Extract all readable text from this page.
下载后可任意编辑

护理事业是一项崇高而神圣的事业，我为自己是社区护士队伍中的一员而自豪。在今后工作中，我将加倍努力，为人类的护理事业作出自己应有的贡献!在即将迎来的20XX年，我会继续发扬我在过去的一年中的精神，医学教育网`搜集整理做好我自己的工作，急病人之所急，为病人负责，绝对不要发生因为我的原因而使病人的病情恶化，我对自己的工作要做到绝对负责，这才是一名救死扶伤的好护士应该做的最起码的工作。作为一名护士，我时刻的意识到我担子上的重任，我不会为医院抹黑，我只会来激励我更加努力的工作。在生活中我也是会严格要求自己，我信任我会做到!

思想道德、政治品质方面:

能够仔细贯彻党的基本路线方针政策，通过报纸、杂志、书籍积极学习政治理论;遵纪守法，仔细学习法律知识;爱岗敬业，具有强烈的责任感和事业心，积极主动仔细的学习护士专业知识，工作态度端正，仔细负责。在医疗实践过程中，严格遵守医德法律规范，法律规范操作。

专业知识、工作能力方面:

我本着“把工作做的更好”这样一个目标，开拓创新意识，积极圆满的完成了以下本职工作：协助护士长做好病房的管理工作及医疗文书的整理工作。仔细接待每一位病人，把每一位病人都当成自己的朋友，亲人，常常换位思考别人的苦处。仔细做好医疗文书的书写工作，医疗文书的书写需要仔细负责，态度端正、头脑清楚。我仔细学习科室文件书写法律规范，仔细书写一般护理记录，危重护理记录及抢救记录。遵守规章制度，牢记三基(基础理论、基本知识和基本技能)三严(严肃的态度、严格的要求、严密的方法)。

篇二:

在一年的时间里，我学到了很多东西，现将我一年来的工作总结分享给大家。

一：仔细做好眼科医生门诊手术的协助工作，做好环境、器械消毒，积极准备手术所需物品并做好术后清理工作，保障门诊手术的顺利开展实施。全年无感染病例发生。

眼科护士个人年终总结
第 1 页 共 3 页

▶ [GIVEN INSTRUCTION] Print again each line of the listing above, exactly as it appears.

▶ [RESULT FOR THIS EXERCISE]
Extract all readable text from this page.
下载后可任意编辑

护理事业是一项崇高而神圣的事业，我为自己是社区护士队伍中的一员而自豪。在今后工作中，我将加倍努力，为人类的护理事业作出自己应有的贡献!在即将迎来的20XX年，我会继续发扬我在过去的一年中的精神，医学教育网`搜集整理做好我自己的工作，急病人之所急，为病人负责，绝对不要发生因为我的原因而使病人的病情恶化，我对自己的工作要做到绝对负责，这才是一名救死扶伤的好护士应该做的最起码的工作。作为一名护士，我时刻的意识到我担子上的重任，我不会为医院抹黑，我只会来激励我更加努力的工作。在生活中我也是会严格要求自己，我信任我会做到!

思想道德、政治品质方面:

能够仔细贯彻党的基本路线方针政策，通过报纸、杂志、书籍积极学习政治理论;遵纪守法，仔细学习法律知识;爱岗敬业，具有强烈的责任感和事业心，积极主动仔细的学习护士专业知识，工作态度端正，仔细负责。在医疗实践过程中，严格遵守医德法律规范，法律规范操作。

专业知识、工作能力方面:

我本着“把工作做的更好”这样一个目标，开拓创新意识，积极圆满的完成了以下本职工作：协助护士长做好病房的管理工作及医疗文书的整理工作。仔细接待每一位病人，把每一位病人都当成自己的朋友，亲人，常常换位思考别人的苦处。仔细做好医疗文书的书写工作，医疗文书的书写需要仔细负责，态度端正、头脑清楚。我仔细学习科室文件书写法律规范，仔细书写一般护理记录，危重护理记录及抢救记录。遵守规章制度，牢记三基(基础理论、基本知识和基本技能)三严(严肃的态度、严格的要求、严密的方法)。

篇二:

在一年的时间里，我学到了很多东西，现将我一年来的工作总结分享给大家。

一：仔细做好眼科医生门诊手术的协助工作，做好环境、器械消毒，积极准备手术所需物品并做好术后清理工作，保障门诊手术的顺利开展实施。全年无感染病例发生。

眼科护士个人年终总结
第 1 页 共 3 页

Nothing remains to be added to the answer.